### DATA IN THIS EXERCISE ###

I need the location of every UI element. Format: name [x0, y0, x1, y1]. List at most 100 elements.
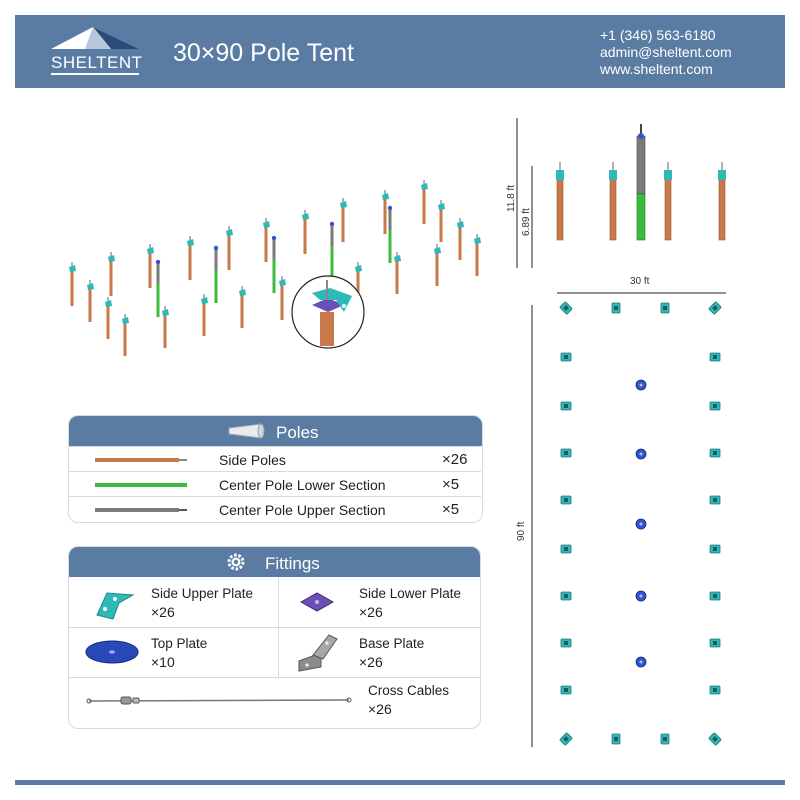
footer-bar [15, 780, 785, 785]
height-side-label: 6.89 ft [521, 208, 532, 236]
side-pole-plan-marker [709, 495, 721, 505]
pole-tube-icon [228, 423, 265, 439]
side-pole-plan-marker [559, 301, 573, 315]
side-pole [474, 234, 481, 276]
contact-phone[interactable]: +1 (346) 563-6180 [600, 27, 716, 43]
center-pole-elevation [636, 124, 646, 241]
side-pole-plan-marker [560, 685, 572, 695]
center-pole [155, 259, 161, 317]
side-pole-plan-marker [560, 495, 572, 505]
fitting-name: Top Plate [151, 636, 208, 651]
center-pole-plan-marker [635, 518, 647, 530]
side-pole [302, 210, 309, 254]
logo-underline [51, 73, 139, 75]
pole-name: Side Poles [219, 452, 286, 468]
pole-row-center-lower: Center Pole Lower Section ×5 [69, 471, 481, 497]
page-title: 30×90 Pole Tent [173, 39, 354, 67]
side-pole [438, 200, 445, 242]
center-lower-swatch [95, 483, 187, 487]
pole-name: Center Pole Lower Section [219, 477, 386, 493]
fitting-name: Base Plate [359, 636, 425, 651]
side-pole-plan-marker [660, 302, 670, 314]
side-pole [201, 294, 208, 336]
side-pole [355, 262, 362, 302]
side-pole [434, 244, 441, 286]
side-pole-plan-marker [709, 401, 721, 411]
elevation-view [516, 118, 726, 268]
side-pole-plan-marker [709, 544, 721, 554]
side-pole [421, 180, 428, 224]
side-pole [69, 262, 76, 306]
center-pole [271, 235, 277, 293]
pole-row-side: Side Poles ×26 [69, 446, 481, 472]
top-plate-icon [85, 640, 139, 664]
side-pole-plan-marker [709, 448, 721, 458]
cross-cable-icon [86, 696, 352, 705]
gear-icon [227, 553, 245, 571]
fitting-qty: ×10 [151, 654, 175, 670]
side-pole [279, 276, 286, 320]
fittings-panel: Fittings Side Upper Plate ×26 Side Lower… [68, 546, 481, 729]
side-pole-plan-marker [709, 591, 721, 601]
side-pole [239, 286, 246, 328]
zoom-callout [291, 275, 365, 349]
pole-row-center-upper: Center Pole Upper Section ×5 [69, 496, 481, 522]
side-pole [382, 190, 389, 234]
side-pole-plan-marker [709, 638, 721, 648]
side-pole [162, 306, 169, 348]
fittings-panel-title: Fittings [265, 554, 320, 573]
plan-view [531, 292, 726, 747]
side-pole [340, 198, 347, 242]
side-pole-plan-marker [560, 591, 572, 601]
center-upper-swatch [95, 508, 179, 512]
side-pole-elevation [556, 162, 564, 241]
height-total-label: 11.8 ft [506, 184, 517, 212]
side-pole-plan-marker [709, 352, 721, 362]
contact-email[interactable]: admin@sheltent.com [600, 44, 732, 60]
center-pole [387, 205, 393, 263]
poles-panel-header: Poles [69, 416, 482, 446]
fittings-divider-row2 [69, 677, 480, 678]
side-pole-plan-marker [560, 544, 572, 554]
side-pole-elevation [718, 162, 726, 241]
fitting-name: Cross Cables [368, 683, 450, 698]
side-pole-plan-marker [560, 352, 572, 362]
side-pole-plan-marker [708, 732, 722, 746]
fitting-qty: ×26 [151, 604, 175, 620]
fitting-top-plate: Top Plate ×10 [69, 628, 278, 677]
fitting-cross-cables: Cross Cables ×26 [69, 678, 480, 728]
isometric-pole-layout [69, 180, 481, 356]
center-pole-plan-marker [635, 656, 647, 668]
fitting-side-upper-plate: Side Upper Plate ×26 [69, 577, 278, 627]
center-pole [213, 245, 219, 303]
poles-panel-title: Poles [276, 423, 319, 442]
side-pole-swatch [95, 458, 179, 462]
side-pole [122, 314, 129, 356]
pole-qty: ×26 [442, 451, 468, 468]
side-lower-plate-icon [299, 592, 335, 612]
logo-text: SHELTENT [51, 53, 143, 72]
fitting-name: Side Upper Plate [151, 586, 254, 601]
header-bar: SHELTENT 30×90 Pole Tent +1 (346) 563-61… [15, 15, 785, 88]
center-pole [329, 221, 335, 279]
center-pole-plan-marker [635, 590, 647, 602]
side-pole-elevation [609, 162, 617, 241]
side-pole-plan-marker [560, 448, 572, 458]
side-pole-plan-marker [708, 301, 722, 315]
base-plate-icon [298, 634, 338, 672]
fitting-qty: ×26 [368, 701, 392, 717]
fittings-divider-row1 [69, 627, 480, 628]
side-pole [457, 218, 464, 260]
side-pole [226, 226, 233, 270]
fitting-base-plate: Base Plate ×26 [279, 628, 480, 677]
side-pole [263, 218, 270, 262]
side-pole-plan-marker [560, 401, 572, 411]
contact-block: +1 (346) 563-6180 admin@sheltent.com www… [600, 27, 732, 78]
center-upper-tip [179, 509, 187, 511]
pole-qty: ×5 [442, 501, 460, 518]
fitting-qty: ×26 [359, 604, 383, 620]
side-pole-tip [179, 459, 187, 461]
contact-website[interactable]: www.sheltent.com [600, 61, 713, 77]
center-pole-plan-marker [635, 379, 647, 391]
side-pole [187, 236, 194, 280]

###

> **TASK TO COMPLETE**: Duplicate every line of the listing above exactly, but leave out the picture placeholders.

> **SOLUTION TO THE EXERCISE**:
I need the location of every UI element. Format: name [x0, y0, x1, y1]. List at most 100 elements.
footer-bar [15, 780, 785, 785]
height-side-label: 6.89 ft [521, 208, 532, 236]
side-pole-plan-marker [709, 495, 721, 505]
pole-tube-icon [228, 423, 265, 439]
side-pole-plan-marker [559, 301, 573, 315]
side-pole [474, 234, 481, 276]
contact-phone[interactable]: +1 (346) 563-6180 [600, 27, 716, 43]
center-pole-elevation [636, 124, 646, 241]
side-pole-plan-marker [560, 685, 572, 695]
center-pole [155, 259, 161, 317]
side-pole-plan-marker [560, 495, 572, 505]
fitting-name: Top Plate [151, 636, 208, 651]
center-pole-plan-marker [635, 518, 647, 530]
side-pole [302, 210, 309, 254]
logo-underline [51, 73, 139, 75]
pole-name: Side Poles [219, 452, 286, 468]
pole-row-center-lower: Center Pole Lower Section ×5 [69, 471, 481, 497]
page-title: 30×90 Pole Tent [173, 39, 354, 67]
side-pole [438, 200, 445, 242]
center-lower-swatch [95, 483, 187, 487]
pole-name: Center Pole Lower Section [219, 477, 386, 493]
fitting-name: Base Plate [359, 636, 425, 651]
side-pole-plan-marker [660, 302, 670, 314]
side-pole [201, 294, 208, 336]
side-pole [355, 262, 362, 302]
side-pole [434, 244, 441, 286]
side-pole-plan-marker [709, 401, 721, 411]
elevation-view [516, 118, 726, 268]
side-pole-plan-marker [709, 544, 721, 554]
side-pole [421, 180, 428, 224]
side-pole [69, 262, 76, 306]
center-pole [271, 235, 277, 293]
pole-row-side: Side Poles ×26 [69, 446, 481, 472]
top-plate-icon [85, 640, 139, 664]
side-pole-plan-marker [709, 448, 721, 458]
cross-cable-icon [86, 696, 352, 705]
gear-icon [227, 553, 245, 571]
fitting-qty: ×10 [151, 654, 175, 670]
side-pole [279, 276, 286, 320]
fittings-panel: Fittings Side Upper Plate ×26 Side Lower… [68, 546, 481, 729]
side-pole-plan-marker [709, 591, 721, 601]
side-pole [239, 286, 246, 328]
zoom-callout [291, 275, 365, 349]
pole-row-center-upper: Center Pole Upper Section ×5 [69, 496, 481, 522]
side-pole [382, 190, 389, 234]
side-pole-plan-marker [709, 638, 721, 648]
side-pole [162, 306, 169, 348]
fittings-panel-title: Fittings [265, 554, 320, 573]
plan-view [531, 292, 726, 747]
side-pole [340, 198, 347, 242]
side-pole-plan-marker [560, 591, 572, 601]
center-upper-swatch [95, 508, 179, 512]
side-pole-elevation [556, 162, 564, 241]
height-total-label: 11.8 ft [506, 184, 517, 212]
side-pole-plan-marker [709, 352, 721, 362]
contact-email[interactable]: admin@sheltent.com [600, 44, 732, 60]
center-pole [387, 205, 393, 263]
poles-panel-header: Poles [69, 416, 482, 446]
fittings-divider-row2 [69, 677, 480, 678]
side-pole-plan-marker [560, 544, 572, 554]
side-pole-elevation [718, 162, 726, 241]
fitting-name: Cross Cables [368, 683, 450, 698]
side-pole-plan-marker [560, 352, 572, 362]
side-pole-plan-marker [708, 732, 722, 746]
fitting-qty: ×26 [151, 604, 175, 620]
fitting-top-plate: Top Plate ×10 [69, 628, 278, 677]
fitting-cross-cables: Cross Cables ×26 [69, 678, 480, 728]
isometric-pole-layout [69, 180, 481, 356]
center-pole-plan-marker [635, 656, 647, 668]
fitting-side-upper-plate: Side Upper Plate ×26 [69, 577, 278, 627]
center-pole [213, 245, 219, 303]
poles-panel-title: Poles [276, 423, 319, 442]
side-pole-swatch [95, 458, 179, 462]
side-pole [122, 314, 129, 356]
pole-qty: ×26 [442, 451, 468, 468]
side-lower-plate-icon [299, 592, 335, 612]
logo-text: SHELTENT [51, 53, 143, 72]
fitting-name: Side Upper Plate [151, 586, 254, 601]
header-bar: SHELTENT 30×90 Pole Tent +1 (346) 563-61… [15, 15, 785, 88]
center-pole [329, 221, 335, 279]
center-pole-plan-marker [635, 590, 647, 602]
side-pole-elevation [609, 162, 617, 241]
side-pole-plan-marker [560, 448, 572, 458]
side-pole-plan-marker [708, 301, 722, 315]
base-plate-icon [298, 634, 338, 672]
fitting-qty: ×26 [368, 701, 392, 717]
fittings-divider-row1 [69, 627, 480, 628]
side-pole [457, 218, 464, 260]
side-pole [226, 226, 233, 270]
fitting-base-plate: Base Plate ×26 [279, 628, 480, 677]
side-pole [263, 218, 270, 262]
side-pole-plan-marker [560, 401, 572, 411]
contact-block: +1 (346) 563-6180 admin@sheltent.com www… [600, 27, 732, 78]
center-upper-tip [179, 509, 187, 511]
pole-qty: ×5 [442, 501, 460, 518]
fitting-qty: ×26 [359, 604, 383, 620]
side-pole-tip [179, 459, 187, 461]
contact-website[interactable]: www.sheltent.com [600, 61, 713, 77]
center-pole-plan-marker [635, 379, 647, 391]
side-pole [187, 236, 194, 280]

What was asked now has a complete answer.